[Start of Record excerpts]
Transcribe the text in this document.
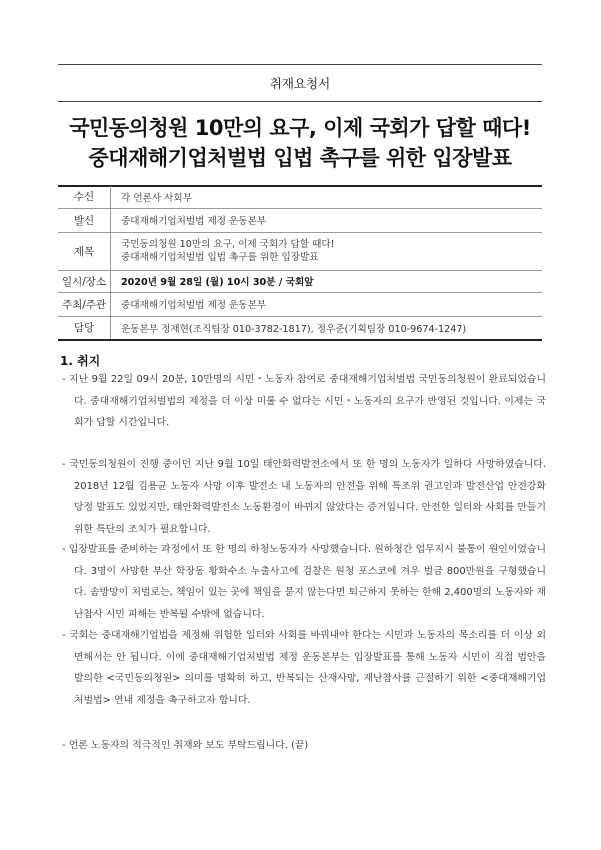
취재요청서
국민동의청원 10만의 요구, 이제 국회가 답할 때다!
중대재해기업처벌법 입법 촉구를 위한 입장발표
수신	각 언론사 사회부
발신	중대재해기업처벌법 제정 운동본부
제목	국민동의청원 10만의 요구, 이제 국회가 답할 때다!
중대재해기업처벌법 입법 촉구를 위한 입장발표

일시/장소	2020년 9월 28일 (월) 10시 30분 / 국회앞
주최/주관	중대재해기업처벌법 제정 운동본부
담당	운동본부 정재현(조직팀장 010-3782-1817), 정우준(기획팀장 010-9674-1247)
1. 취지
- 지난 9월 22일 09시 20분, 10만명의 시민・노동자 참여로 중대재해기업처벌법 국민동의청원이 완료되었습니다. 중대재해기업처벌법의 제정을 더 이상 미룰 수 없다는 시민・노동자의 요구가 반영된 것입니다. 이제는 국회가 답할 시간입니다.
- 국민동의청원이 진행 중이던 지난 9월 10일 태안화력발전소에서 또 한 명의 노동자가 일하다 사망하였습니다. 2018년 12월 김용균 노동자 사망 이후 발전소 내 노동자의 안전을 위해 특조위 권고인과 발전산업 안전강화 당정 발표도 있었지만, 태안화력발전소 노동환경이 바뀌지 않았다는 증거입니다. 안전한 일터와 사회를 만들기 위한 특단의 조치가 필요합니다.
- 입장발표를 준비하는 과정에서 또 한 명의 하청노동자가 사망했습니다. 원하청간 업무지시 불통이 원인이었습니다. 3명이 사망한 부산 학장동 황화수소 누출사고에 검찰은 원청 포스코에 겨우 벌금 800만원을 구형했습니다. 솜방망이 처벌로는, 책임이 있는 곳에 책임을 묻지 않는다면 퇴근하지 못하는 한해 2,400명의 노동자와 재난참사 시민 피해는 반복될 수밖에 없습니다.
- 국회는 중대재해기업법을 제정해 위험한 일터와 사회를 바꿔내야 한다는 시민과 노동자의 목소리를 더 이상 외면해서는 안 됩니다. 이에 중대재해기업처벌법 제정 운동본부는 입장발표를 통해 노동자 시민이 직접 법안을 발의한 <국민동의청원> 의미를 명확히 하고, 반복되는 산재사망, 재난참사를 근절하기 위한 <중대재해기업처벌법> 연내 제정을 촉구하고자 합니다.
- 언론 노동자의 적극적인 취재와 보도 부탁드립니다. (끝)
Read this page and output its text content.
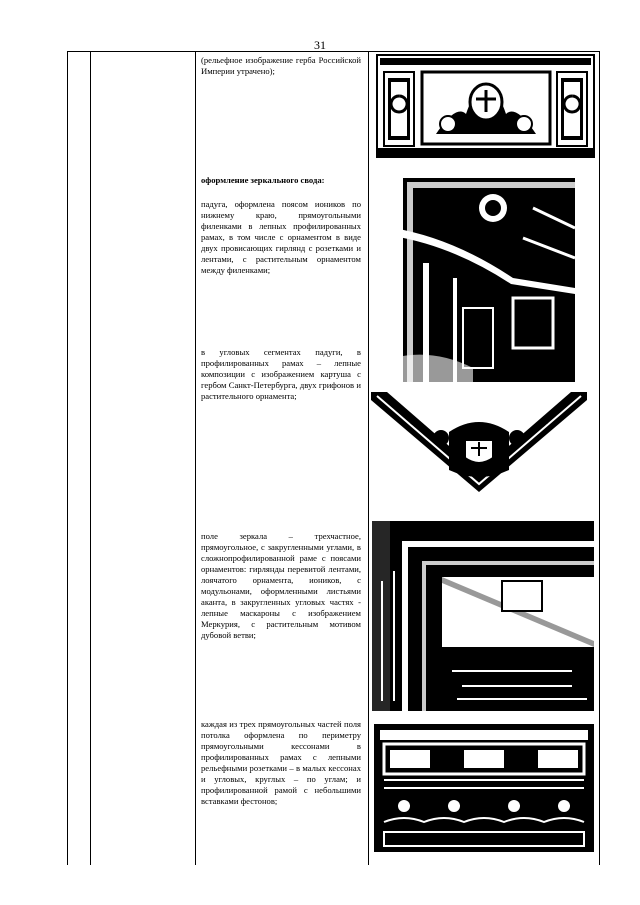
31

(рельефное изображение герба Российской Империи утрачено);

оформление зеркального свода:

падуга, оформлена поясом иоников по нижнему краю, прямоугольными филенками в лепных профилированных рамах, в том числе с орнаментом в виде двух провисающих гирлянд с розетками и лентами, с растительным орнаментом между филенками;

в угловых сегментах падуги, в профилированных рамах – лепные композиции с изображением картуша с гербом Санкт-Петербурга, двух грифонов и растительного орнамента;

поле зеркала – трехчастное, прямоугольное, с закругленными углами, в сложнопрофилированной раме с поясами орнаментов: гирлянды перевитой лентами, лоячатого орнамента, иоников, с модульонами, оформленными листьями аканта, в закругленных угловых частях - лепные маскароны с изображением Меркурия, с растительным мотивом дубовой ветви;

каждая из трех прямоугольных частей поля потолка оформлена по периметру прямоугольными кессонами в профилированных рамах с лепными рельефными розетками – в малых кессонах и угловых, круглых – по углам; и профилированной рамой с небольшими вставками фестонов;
[End of Record excerpts]
In the lines above, find each one with "text" and list it.

Transcribe the text in this document.
Read this page and output its text content.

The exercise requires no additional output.